STATED GOAL.
State how many lines of the records contain the string "branch". Give the number alone.

RECORDS FOR THE EXERCISE.

--------

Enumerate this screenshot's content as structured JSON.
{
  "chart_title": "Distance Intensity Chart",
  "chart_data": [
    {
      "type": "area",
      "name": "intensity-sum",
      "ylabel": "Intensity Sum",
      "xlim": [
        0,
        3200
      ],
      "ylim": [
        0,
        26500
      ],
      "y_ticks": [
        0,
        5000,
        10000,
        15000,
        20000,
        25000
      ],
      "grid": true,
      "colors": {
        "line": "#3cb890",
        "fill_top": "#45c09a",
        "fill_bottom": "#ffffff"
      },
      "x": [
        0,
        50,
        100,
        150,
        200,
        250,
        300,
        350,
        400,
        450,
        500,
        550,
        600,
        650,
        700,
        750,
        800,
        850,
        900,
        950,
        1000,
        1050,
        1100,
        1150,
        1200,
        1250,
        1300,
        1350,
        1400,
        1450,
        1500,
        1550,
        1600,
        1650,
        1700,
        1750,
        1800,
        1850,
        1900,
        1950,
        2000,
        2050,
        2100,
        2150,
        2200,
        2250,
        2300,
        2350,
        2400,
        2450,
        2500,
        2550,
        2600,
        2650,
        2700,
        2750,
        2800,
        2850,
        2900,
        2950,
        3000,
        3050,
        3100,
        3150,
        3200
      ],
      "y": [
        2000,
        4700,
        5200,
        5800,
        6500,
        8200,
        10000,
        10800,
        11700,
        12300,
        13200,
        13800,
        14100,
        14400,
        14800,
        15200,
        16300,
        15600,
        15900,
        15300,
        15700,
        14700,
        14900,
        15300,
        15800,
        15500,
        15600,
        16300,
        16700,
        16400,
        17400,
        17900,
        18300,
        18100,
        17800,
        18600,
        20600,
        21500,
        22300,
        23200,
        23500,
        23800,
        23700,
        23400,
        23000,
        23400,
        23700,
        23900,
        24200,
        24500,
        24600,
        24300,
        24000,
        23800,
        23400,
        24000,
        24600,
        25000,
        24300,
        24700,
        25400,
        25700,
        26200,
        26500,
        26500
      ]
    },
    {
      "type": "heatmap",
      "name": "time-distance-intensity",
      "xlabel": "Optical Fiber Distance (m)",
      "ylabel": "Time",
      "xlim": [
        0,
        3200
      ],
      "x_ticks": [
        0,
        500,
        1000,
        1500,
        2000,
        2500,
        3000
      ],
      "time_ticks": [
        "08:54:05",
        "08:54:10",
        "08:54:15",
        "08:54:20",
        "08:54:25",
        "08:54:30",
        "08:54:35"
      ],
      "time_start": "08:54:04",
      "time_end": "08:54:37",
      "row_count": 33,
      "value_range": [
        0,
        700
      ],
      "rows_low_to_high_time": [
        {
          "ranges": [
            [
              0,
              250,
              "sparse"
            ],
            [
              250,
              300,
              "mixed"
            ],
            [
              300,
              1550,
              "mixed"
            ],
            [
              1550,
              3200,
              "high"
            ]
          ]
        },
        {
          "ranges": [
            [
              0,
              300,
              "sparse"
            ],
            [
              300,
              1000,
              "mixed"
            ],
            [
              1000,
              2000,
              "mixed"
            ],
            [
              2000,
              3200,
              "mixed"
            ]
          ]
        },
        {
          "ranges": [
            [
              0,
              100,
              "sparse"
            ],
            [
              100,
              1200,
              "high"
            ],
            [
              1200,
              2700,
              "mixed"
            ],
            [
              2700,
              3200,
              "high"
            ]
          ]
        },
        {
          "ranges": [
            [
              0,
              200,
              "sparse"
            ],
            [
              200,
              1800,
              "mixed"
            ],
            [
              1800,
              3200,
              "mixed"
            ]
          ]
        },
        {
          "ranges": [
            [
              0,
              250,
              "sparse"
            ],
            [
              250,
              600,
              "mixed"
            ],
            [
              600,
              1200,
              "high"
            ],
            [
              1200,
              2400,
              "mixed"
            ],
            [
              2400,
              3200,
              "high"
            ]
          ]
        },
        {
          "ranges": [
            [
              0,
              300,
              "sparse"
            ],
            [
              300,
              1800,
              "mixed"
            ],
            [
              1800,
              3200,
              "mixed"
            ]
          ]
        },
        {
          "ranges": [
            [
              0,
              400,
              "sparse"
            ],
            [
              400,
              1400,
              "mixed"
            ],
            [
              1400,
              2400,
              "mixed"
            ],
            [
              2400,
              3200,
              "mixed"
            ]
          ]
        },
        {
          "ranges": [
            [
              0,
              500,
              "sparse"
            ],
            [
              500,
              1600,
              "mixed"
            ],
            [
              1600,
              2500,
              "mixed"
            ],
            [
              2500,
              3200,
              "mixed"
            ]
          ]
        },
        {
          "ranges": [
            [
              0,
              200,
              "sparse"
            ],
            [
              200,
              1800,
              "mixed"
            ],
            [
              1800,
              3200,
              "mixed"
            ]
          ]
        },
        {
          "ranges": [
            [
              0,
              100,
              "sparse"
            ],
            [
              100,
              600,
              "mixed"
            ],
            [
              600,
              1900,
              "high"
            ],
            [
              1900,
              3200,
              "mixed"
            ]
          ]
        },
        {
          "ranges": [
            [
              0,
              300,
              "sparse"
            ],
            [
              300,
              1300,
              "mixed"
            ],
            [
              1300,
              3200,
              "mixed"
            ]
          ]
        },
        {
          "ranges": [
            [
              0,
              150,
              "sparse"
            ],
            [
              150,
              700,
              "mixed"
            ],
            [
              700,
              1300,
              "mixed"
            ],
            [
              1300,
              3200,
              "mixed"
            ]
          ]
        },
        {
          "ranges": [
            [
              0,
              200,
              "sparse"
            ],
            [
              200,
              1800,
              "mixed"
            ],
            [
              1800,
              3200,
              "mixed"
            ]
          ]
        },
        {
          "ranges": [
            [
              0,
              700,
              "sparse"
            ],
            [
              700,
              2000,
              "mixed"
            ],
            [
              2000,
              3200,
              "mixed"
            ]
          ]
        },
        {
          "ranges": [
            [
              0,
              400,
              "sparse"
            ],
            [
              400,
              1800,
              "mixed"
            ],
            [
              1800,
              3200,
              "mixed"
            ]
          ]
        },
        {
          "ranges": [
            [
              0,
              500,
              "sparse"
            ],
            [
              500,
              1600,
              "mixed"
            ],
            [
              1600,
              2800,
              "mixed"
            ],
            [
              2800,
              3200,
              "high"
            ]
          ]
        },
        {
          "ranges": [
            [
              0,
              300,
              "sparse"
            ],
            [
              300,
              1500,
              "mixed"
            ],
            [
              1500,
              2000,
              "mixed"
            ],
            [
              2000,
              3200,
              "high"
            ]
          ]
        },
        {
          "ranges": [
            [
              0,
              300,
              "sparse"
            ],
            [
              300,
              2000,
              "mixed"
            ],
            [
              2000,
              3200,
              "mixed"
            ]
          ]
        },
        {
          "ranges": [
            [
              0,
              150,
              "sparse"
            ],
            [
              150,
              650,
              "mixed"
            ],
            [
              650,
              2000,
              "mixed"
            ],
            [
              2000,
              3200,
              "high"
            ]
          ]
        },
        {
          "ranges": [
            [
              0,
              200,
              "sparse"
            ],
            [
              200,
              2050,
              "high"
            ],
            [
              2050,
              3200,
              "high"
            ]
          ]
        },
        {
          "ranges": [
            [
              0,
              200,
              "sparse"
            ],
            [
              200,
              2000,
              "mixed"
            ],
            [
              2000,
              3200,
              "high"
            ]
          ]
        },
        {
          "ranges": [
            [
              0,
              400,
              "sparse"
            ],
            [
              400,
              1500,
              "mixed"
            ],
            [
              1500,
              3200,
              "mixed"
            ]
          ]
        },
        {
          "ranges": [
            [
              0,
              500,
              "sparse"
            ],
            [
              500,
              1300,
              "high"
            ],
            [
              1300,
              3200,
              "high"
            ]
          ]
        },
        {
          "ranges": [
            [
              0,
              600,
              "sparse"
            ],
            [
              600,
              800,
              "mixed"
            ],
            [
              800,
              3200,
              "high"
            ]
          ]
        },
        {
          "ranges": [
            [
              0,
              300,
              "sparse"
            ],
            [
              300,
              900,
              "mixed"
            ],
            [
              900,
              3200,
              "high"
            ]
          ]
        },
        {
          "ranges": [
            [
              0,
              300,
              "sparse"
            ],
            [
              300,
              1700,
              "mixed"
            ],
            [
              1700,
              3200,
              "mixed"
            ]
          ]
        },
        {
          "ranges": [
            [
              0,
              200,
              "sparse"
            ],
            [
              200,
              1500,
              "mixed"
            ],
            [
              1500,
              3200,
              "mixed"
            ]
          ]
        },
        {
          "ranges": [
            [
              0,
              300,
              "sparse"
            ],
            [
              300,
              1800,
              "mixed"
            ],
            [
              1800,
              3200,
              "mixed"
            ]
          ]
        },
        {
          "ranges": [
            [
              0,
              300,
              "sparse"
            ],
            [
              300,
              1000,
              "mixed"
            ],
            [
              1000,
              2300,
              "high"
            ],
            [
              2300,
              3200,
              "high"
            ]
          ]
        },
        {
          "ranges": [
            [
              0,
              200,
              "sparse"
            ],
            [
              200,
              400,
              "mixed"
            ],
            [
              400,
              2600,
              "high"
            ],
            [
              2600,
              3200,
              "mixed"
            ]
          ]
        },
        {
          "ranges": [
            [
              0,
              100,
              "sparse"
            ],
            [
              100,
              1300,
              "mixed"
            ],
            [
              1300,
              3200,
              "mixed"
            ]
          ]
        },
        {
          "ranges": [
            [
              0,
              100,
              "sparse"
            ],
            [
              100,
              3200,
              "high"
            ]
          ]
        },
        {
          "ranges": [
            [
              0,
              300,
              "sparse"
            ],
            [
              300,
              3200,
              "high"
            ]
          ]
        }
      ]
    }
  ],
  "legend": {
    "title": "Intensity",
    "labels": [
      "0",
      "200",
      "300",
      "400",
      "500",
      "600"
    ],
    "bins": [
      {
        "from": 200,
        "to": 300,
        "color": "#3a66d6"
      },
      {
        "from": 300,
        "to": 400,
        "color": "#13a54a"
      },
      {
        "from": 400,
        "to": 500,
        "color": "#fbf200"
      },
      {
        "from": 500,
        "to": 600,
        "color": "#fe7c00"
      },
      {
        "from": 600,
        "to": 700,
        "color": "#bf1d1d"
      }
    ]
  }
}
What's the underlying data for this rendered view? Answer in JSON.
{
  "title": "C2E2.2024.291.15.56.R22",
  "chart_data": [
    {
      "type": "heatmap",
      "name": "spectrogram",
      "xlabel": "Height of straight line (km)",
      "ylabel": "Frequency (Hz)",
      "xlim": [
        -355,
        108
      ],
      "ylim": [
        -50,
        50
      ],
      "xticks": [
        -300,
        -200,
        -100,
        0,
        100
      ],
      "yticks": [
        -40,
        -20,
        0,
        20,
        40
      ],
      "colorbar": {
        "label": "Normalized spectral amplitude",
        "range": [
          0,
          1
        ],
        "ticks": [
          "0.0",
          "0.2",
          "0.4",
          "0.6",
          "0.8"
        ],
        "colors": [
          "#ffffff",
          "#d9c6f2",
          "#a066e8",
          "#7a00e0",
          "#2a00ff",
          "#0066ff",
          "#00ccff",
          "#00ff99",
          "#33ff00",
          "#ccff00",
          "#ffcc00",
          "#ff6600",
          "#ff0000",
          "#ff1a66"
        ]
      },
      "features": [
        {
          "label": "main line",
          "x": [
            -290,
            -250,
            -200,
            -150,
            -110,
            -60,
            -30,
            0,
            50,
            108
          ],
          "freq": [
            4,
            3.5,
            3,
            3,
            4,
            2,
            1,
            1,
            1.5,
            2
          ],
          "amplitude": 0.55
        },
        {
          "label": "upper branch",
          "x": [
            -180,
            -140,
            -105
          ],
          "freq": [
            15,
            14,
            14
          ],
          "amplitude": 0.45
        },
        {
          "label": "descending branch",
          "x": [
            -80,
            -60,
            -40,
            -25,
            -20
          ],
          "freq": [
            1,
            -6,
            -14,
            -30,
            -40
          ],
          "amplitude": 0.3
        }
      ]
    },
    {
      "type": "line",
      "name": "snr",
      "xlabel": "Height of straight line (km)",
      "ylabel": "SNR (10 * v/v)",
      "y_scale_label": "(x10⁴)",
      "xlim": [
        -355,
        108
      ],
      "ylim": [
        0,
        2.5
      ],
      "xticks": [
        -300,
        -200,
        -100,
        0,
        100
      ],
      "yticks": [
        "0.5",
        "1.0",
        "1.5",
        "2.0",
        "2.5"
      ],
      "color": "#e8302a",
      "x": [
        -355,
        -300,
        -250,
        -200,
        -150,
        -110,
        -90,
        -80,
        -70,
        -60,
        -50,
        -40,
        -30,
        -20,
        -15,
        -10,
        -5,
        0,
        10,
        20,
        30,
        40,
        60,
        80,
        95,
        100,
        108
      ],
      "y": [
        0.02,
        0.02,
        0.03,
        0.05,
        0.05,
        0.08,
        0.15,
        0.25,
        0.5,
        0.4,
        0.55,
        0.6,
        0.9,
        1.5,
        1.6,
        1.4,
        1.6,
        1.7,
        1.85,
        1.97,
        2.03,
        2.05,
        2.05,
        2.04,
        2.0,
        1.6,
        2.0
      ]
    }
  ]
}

--------

WRITTEN SOLUTION.
2